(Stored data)
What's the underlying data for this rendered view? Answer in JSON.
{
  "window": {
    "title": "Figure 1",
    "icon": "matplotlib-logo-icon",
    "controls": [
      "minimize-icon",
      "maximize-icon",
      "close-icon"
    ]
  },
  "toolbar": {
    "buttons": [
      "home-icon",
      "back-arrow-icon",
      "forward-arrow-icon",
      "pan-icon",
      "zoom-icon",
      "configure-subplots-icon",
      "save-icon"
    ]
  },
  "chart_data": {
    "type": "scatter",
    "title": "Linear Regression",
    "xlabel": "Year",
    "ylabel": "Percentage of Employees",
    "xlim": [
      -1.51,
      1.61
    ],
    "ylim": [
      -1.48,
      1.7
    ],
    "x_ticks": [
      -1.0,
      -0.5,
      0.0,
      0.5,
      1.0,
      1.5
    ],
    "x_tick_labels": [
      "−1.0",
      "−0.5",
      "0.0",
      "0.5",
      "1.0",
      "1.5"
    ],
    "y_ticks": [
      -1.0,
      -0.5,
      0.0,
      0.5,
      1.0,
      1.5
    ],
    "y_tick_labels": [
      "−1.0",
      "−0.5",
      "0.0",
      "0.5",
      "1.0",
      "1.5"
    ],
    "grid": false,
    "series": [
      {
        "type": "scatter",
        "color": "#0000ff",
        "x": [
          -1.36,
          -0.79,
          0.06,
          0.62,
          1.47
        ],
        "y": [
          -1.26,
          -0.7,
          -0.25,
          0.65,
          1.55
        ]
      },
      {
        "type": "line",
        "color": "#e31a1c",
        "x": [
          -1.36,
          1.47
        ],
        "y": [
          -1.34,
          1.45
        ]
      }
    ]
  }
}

» **Objective**: Copy out every line with the word "icon".

» **Response**:
    "icon": "matplotlib-logo-icon",
      "minimize-icon",
      "maximize-icon",
      "close-icon"
      "home-icon",
      "back-arrow-icon",
      "forward-arrow-icon",
      "pan-icon",
      "zoom-icon",
      "configure-subplots-icon",
      "save-icon"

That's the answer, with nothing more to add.